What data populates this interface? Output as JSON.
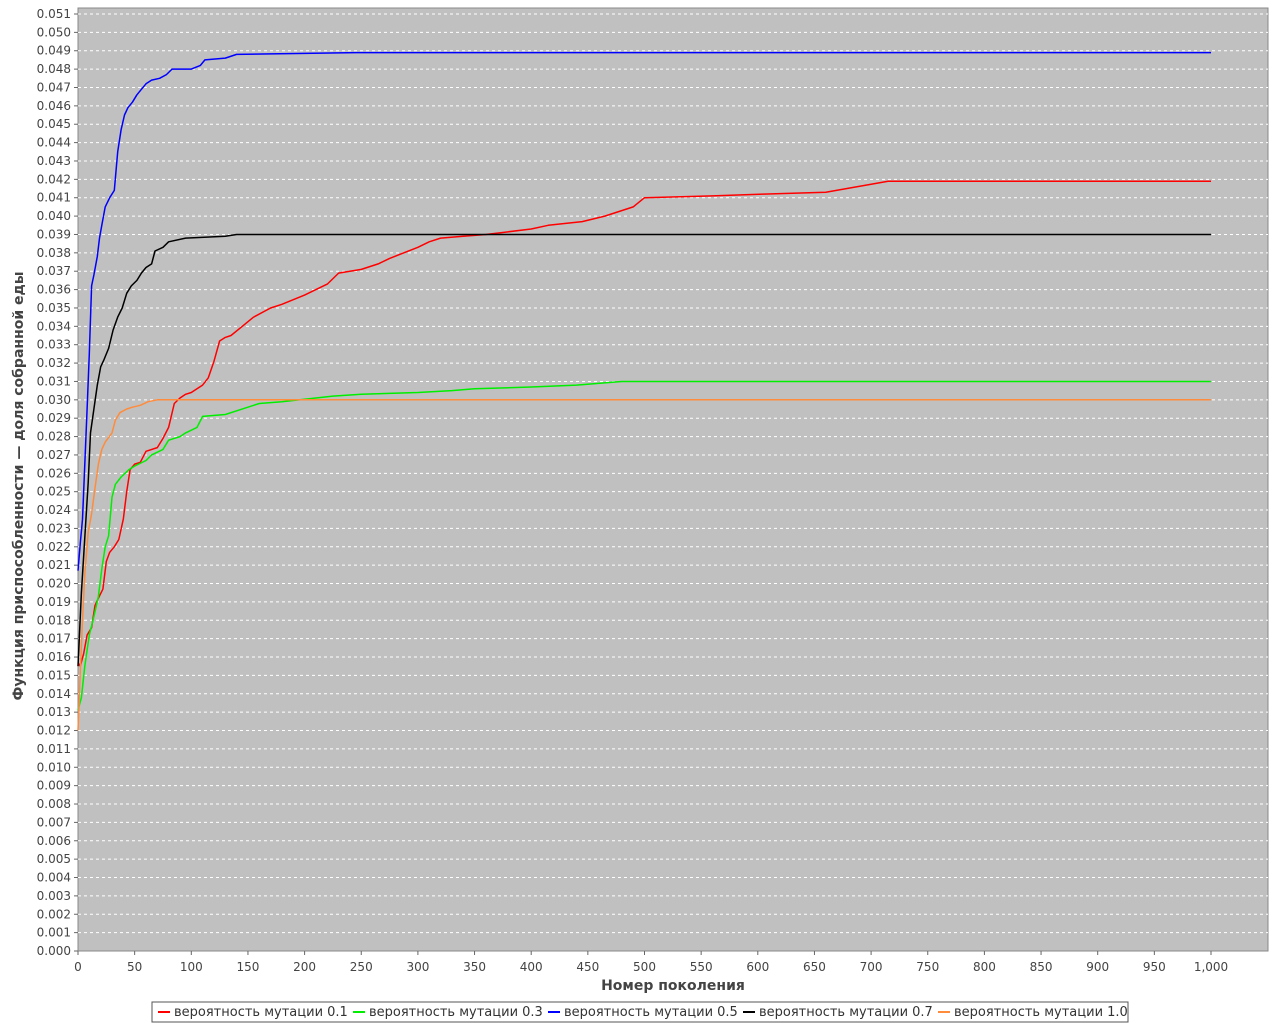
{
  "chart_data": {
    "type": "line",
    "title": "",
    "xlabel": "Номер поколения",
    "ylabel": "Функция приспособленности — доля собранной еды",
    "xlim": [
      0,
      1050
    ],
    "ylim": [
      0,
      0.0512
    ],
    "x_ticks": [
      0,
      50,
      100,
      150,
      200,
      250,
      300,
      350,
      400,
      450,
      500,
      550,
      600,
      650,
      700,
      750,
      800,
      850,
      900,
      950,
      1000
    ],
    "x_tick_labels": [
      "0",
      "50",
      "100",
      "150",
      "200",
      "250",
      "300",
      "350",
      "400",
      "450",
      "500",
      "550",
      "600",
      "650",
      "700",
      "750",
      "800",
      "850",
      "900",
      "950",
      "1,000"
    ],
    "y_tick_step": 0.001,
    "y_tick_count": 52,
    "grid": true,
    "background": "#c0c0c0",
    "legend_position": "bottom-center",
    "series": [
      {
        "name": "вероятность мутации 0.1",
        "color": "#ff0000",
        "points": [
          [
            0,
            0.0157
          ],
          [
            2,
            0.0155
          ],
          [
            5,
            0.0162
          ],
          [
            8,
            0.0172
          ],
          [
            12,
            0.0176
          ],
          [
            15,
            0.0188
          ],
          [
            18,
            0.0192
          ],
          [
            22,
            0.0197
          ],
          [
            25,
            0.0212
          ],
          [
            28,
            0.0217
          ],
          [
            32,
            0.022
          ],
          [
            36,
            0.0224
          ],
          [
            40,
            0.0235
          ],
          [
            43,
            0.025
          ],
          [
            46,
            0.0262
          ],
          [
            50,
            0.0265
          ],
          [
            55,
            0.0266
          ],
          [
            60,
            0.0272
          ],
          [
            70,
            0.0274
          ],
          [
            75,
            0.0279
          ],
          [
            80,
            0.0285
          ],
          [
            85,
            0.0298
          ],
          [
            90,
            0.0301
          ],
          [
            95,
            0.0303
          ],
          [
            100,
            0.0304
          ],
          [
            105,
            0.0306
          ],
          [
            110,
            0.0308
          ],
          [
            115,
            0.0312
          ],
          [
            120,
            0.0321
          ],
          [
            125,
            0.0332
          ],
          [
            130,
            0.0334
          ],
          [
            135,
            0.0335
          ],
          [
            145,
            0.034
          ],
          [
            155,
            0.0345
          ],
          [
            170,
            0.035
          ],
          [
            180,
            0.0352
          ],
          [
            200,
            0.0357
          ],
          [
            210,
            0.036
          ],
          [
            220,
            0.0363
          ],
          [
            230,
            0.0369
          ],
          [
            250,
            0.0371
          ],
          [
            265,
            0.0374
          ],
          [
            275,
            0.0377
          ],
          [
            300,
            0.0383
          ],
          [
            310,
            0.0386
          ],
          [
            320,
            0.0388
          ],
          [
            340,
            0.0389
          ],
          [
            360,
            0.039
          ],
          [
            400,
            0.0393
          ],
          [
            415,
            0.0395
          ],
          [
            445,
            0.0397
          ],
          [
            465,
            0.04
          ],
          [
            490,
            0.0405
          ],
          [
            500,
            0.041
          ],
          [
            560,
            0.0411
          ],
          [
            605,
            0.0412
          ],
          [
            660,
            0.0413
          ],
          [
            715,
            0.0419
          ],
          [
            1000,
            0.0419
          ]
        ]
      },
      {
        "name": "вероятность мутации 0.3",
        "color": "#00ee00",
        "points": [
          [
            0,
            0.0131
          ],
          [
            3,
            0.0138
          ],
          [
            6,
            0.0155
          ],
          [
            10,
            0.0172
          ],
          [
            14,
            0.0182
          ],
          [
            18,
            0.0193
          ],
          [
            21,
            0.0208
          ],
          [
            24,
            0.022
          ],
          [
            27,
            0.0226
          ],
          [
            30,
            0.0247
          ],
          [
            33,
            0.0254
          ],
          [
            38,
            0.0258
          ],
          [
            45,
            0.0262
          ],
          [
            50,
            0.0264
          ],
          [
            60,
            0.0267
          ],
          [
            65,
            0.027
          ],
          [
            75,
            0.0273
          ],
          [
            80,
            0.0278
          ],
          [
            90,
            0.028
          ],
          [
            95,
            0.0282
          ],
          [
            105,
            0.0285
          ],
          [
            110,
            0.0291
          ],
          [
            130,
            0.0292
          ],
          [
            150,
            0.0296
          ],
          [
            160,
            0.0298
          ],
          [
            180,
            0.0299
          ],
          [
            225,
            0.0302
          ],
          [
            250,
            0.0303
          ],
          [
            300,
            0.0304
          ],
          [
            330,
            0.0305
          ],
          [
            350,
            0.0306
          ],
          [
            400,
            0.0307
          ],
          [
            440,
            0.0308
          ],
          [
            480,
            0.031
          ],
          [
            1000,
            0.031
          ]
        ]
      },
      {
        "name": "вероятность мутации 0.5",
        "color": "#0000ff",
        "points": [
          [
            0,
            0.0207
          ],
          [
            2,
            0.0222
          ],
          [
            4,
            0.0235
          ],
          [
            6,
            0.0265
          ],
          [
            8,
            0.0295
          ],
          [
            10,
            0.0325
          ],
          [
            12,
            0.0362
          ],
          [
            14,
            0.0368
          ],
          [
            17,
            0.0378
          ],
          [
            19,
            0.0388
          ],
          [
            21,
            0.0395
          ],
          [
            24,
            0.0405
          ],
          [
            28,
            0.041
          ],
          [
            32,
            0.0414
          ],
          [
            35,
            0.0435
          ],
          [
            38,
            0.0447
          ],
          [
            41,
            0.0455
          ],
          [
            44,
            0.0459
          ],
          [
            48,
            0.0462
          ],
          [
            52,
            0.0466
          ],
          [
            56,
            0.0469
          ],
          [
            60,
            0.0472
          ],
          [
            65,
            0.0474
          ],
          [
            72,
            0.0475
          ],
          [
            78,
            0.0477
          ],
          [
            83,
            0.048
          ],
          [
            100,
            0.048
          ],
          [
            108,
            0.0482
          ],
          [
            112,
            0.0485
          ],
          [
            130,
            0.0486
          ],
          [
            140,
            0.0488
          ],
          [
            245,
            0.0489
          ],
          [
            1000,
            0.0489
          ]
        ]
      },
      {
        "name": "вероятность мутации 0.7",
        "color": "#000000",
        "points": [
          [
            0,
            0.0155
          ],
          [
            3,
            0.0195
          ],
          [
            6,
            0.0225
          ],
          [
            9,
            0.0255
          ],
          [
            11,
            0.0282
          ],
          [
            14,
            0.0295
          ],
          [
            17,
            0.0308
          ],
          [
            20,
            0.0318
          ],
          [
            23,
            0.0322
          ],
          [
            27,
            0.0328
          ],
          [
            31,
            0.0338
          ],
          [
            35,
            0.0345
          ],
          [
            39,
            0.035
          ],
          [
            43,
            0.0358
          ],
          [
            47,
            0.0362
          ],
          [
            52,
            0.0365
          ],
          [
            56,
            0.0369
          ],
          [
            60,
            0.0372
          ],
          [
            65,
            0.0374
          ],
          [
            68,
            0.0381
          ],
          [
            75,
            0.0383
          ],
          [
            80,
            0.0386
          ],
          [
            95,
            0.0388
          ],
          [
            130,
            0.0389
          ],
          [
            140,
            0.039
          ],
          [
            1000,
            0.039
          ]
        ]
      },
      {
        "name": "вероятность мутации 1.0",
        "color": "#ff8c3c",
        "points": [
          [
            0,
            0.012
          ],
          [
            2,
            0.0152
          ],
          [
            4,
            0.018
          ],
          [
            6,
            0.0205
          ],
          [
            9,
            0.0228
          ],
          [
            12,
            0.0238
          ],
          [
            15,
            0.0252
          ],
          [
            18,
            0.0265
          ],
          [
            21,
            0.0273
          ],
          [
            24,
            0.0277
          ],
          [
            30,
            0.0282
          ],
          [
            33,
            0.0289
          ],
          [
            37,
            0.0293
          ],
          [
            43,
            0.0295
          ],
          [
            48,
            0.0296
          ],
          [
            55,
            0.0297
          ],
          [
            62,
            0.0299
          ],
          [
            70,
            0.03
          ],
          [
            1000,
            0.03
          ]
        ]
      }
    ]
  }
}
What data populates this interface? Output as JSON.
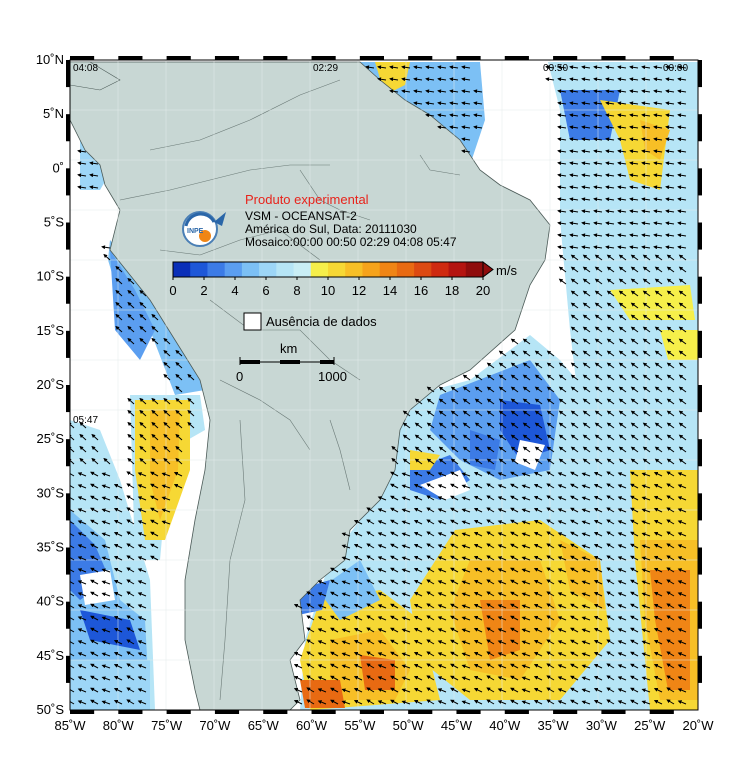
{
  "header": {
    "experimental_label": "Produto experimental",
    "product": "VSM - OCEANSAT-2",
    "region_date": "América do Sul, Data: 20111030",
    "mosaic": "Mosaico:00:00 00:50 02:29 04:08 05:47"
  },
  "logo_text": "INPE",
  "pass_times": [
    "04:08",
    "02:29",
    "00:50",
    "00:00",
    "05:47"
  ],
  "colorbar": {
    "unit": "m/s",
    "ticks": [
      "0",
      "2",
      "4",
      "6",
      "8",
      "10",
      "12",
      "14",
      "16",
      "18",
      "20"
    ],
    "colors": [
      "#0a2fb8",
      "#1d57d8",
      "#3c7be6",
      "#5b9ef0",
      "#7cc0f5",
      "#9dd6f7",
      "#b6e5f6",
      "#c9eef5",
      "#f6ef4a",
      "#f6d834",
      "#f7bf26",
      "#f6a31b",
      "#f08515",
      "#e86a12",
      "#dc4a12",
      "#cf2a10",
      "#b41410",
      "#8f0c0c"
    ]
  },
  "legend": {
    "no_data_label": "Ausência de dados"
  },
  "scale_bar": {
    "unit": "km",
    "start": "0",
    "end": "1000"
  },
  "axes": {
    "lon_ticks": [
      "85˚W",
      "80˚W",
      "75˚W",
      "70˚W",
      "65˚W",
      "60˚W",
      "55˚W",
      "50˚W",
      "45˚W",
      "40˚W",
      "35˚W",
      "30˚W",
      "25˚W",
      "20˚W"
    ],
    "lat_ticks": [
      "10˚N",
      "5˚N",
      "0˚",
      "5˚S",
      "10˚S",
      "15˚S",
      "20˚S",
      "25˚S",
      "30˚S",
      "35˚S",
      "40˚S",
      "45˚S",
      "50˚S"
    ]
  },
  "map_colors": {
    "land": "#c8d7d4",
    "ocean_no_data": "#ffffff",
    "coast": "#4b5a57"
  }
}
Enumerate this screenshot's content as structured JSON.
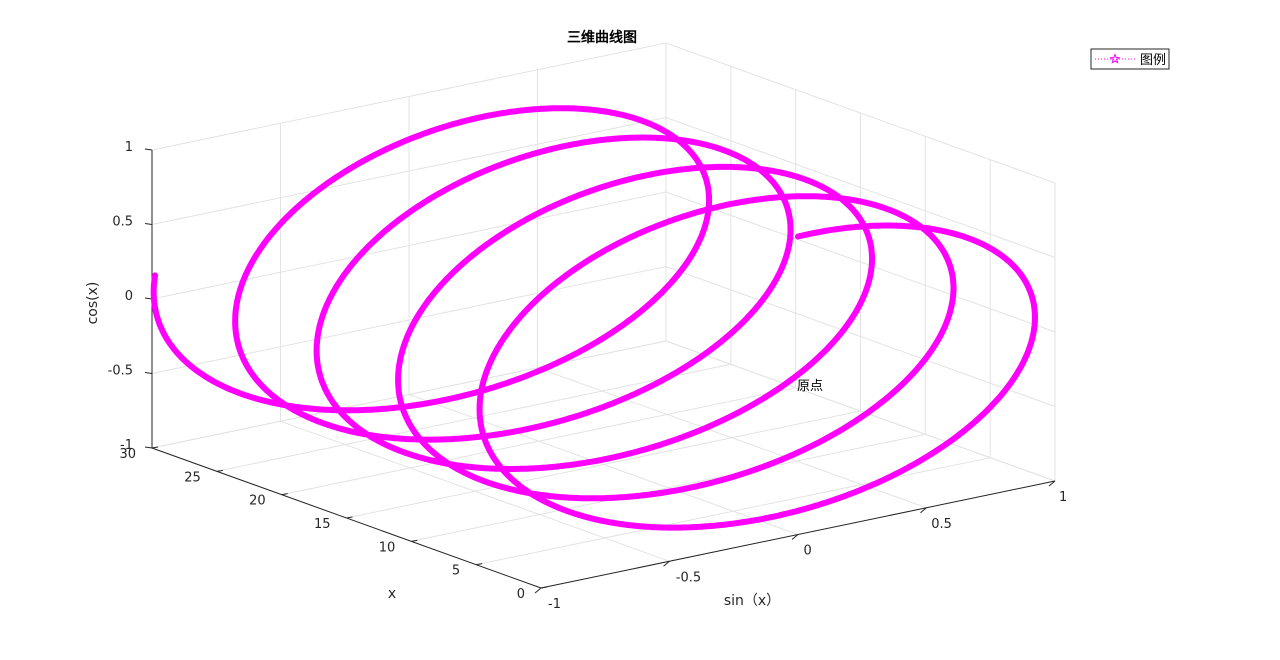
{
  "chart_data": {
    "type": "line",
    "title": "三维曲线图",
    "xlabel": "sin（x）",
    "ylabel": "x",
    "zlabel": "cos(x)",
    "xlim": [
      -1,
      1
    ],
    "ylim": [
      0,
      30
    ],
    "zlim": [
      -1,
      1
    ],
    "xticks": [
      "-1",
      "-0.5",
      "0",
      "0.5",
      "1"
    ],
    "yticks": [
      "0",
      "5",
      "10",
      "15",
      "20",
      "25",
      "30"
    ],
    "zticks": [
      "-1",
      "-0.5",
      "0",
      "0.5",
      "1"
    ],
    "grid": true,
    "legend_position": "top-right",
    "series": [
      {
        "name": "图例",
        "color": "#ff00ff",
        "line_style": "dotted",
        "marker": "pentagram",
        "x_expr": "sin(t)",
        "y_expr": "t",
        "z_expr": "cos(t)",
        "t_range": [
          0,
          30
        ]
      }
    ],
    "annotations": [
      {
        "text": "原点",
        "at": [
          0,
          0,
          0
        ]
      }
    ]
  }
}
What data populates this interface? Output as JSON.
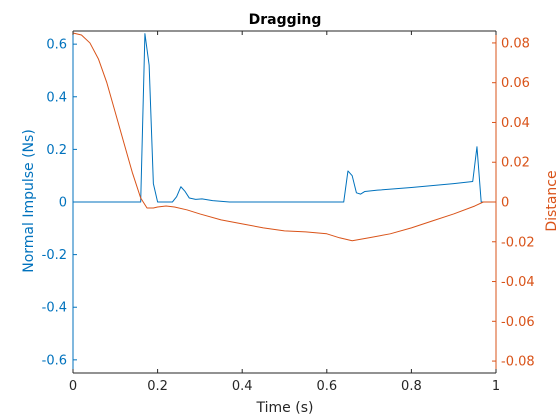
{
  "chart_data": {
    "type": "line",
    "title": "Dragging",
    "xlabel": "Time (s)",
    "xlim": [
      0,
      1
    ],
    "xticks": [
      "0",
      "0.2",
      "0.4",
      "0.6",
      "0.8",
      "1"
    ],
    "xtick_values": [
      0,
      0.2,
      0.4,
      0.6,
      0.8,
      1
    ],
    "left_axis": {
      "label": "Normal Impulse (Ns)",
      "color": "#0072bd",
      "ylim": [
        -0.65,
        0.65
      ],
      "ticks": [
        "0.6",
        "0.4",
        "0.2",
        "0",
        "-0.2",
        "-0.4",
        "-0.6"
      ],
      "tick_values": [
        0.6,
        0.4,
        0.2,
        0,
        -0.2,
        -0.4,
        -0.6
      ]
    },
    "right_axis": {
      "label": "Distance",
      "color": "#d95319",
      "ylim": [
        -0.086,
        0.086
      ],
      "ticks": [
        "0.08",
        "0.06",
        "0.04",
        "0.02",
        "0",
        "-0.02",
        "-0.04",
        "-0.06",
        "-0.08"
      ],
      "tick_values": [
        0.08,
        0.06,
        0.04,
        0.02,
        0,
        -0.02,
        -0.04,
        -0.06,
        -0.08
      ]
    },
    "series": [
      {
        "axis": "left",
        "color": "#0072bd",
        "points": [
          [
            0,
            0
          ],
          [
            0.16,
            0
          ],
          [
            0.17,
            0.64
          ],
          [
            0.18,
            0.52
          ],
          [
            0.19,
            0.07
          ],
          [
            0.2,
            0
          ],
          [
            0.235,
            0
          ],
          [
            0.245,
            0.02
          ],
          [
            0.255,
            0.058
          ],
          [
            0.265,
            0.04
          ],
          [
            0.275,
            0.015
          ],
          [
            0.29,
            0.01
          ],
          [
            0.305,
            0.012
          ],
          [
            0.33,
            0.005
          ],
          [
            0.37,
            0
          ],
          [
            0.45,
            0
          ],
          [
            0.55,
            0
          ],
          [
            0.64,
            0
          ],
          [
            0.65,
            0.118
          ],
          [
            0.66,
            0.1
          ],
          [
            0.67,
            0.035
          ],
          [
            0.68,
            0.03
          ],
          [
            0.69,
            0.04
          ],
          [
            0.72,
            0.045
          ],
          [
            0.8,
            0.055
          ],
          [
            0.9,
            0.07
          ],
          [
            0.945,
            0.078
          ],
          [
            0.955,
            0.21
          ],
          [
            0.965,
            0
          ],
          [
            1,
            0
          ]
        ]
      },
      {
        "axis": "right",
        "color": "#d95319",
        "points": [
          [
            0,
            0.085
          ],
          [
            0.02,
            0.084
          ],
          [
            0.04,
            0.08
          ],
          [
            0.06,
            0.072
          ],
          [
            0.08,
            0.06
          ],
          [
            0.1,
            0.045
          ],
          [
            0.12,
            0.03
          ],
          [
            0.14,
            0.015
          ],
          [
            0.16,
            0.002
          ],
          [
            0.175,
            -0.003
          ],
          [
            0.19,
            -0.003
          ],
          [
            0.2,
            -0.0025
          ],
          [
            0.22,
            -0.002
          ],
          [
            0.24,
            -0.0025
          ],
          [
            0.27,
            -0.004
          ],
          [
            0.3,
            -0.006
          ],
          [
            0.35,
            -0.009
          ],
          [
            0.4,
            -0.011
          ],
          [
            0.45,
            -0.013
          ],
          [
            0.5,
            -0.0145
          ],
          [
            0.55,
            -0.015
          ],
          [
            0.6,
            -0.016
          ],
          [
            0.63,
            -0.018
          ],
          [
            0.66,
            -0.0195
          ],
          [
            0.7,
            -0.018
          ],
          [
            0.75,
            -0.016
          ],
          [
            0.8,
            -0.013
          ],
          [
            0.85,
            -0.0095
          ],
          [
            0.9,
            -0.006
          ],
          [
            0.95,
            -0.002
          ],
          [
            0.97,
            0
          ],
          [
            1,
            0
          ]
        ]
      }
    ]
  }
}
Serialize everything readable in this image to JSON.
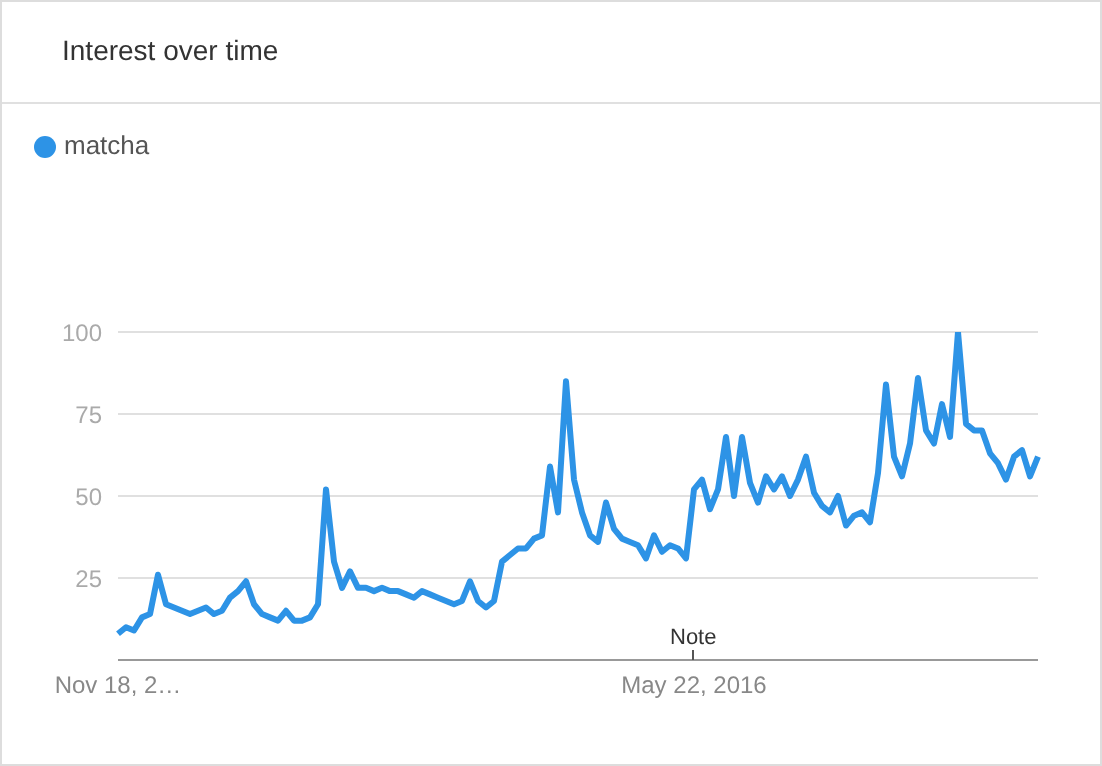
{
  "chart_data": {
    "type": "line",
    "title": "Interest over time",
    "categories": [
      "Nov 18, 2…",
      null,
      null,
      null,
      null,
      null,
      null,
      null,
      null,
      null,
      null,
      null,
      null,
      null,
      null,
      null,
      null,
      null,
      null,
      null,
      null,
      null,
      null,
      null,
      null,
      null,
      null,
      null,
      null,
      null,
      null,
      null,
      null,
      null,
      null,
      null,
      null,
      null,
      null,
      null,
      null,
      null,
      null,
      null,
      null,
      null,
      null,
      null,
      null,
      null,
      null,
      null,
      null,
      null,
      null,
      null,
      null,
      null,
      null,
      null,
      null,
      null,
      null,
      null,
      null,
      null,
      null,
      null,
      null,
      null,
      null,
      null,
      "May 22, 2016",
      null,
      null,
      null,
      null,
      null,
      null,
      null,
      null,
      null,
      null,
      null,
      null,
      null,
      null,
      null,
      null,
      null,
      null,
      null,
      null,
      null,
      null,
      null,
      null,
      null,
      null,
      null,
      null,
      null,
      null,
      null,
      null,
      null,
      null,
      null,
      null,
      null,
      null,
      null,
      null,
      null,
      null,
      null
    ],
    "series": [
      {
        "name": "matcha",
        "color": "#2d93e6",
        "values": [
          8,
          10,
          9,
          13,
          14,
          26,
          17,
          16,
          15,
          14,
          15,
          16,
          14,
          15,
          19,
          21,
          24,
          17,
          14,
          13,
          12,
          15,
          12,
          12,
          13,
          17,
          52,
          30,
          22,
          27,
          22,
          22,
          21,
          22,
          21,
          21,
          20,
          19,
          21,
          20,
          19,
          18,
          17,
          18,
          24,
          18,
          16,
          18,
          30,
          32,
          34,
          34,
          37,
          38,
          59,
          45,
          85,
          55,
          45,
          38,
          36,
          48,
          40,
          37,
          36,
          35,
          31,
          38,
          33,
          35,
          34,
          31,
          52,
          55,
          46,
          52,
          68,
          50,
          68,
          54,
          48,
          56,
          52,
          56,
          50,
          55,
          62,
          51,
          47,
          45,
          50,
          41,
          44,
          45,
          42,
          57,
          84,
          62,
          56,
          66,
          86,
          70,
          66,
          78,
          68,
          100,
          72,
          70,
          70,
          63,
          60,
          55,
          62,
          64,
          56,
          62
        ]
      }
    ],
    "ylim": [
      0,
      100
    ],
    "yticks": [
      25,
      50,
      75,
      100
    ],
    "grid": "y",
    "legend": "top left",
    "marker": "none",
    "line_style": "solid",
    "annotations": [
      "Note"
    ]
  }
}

******

◆ REQUIRED TASK:
In the listing above, find the lines holding the word "ylabel" and copy them.

◆ REPLY:
    "ylabel": "Функция приспособленности — доля собранной еды",
    "ylabel": "x",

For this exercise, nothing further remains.